<<<<

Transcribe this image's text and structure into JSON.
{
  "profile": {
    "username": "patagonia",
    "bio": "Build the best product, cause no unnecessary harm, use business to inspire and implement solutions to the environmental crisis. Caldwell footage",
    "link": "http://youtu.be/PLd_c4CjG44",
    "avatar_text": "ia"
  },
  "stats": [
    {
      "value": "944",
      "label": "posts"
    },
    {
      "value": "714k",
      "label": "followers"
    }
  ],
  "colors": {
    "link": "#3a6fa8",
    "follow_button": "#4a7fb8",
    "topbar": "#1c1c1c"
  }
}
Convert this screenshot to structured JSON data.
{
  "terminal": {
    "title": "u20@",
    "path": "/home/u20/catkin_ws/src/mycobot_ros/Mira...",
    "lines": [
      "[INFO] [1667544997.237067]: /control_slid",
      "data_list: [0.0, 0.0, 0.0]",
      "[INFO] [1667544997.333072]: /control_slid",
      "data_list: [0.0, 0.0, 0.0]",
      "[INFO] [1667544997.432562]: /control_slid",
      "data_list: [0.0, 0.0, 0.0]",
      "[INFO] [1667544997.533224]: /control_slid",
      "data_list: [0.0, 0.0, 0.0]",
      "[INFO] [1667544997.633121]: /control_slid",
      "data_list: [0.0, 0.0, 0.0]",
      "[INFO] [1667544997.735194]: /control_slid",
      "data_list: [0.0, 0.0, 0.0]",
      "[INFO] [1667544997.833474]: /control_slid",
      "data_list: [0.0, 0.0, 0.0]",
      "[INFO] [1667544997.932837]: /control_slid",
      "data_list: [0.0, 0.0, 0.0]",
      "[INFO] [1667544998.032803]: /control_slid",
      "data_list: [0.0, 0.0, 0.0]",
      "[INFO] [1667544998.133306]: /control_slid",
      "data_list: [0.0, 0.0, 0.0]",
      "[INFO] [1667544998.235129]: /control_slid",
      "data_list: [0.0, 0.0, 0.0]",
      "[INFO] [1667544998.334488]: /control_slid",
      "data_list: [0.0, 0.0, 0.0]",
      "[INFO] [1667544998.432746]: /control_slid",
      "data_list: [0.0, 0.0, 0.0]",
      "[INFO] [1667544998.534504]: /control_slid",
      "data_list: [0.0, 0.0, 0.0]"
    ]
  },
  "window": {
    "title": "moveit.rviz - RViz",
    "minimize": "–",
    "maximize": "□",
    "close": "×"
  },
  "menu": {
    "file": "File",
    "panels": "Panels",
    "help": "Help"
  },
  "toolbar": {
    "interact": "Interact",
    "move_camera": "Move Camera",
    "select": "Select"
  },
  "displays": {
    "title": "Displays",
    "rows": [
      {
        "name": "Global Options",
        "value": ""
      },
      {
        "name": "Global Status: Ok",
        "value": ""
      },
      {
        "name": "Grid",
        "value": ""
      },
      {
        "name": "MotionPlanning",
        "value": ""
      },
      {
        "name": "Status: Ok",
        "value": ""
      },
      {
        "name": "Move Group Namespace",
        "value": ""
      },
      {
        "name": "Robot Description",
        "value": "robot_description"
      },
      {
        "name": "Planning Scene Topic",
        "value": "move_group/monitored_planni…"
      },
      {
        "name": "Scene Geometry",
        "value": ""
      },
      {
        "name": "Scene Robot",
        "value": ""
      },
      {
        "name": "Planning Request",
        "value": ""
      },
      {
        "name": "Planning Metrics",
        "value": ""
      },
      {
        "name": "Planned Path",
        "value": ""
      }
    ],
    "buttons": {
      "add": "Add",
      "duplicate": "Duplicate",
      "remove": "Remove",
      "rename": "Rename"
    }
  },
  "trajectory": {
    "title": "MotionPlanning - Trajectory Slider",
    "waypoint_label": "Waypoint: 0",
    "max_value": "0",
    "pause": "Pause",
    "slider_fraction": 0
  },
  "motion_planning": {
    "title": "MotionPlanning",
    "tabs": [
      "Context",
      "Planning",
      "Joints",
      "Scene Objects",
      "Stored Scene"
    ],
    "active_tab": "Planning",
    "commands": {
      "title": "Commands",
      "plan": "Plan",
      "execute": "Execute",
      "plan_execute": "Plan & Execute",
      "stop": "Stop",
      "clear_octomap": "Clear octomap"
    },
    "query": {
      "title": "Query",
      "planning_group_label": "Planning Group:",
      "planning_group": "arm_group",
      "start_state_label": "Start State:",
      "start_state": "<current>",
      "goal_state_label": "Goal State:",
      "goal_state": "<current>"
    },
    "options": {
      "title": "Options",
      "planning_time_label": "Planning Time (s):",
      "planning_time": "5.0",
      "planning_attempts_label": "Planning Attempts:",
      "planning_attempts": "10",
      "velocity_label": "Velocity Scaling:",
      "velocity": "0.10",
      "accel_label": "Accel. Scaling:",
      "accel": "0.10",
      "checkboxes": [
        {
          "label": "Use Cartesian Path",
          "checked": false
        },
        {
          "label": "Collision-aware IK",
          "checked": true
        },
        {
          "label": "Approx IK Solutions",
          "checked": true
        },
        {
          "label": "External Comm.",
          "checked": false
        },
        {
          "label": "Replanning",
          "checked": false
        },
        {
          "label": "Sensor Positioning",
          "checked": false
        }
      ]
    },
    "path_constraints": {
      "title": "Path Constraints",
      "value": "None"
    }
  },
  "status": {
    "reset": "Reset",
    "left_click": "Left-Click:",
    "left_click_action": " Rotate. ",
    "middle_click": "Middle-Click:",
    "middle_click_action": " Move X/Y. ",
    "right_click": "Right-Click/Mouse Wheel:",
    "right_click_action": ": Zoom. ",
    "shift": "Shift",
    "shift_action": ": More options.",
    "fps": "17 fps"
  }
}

>>>>

Select and copy each line from the data that includes the word "JSON".

#### [FULL RESPONSE]
Transcribe this image's text and structure into JSON.
Convert this screenshot to structured JSON data.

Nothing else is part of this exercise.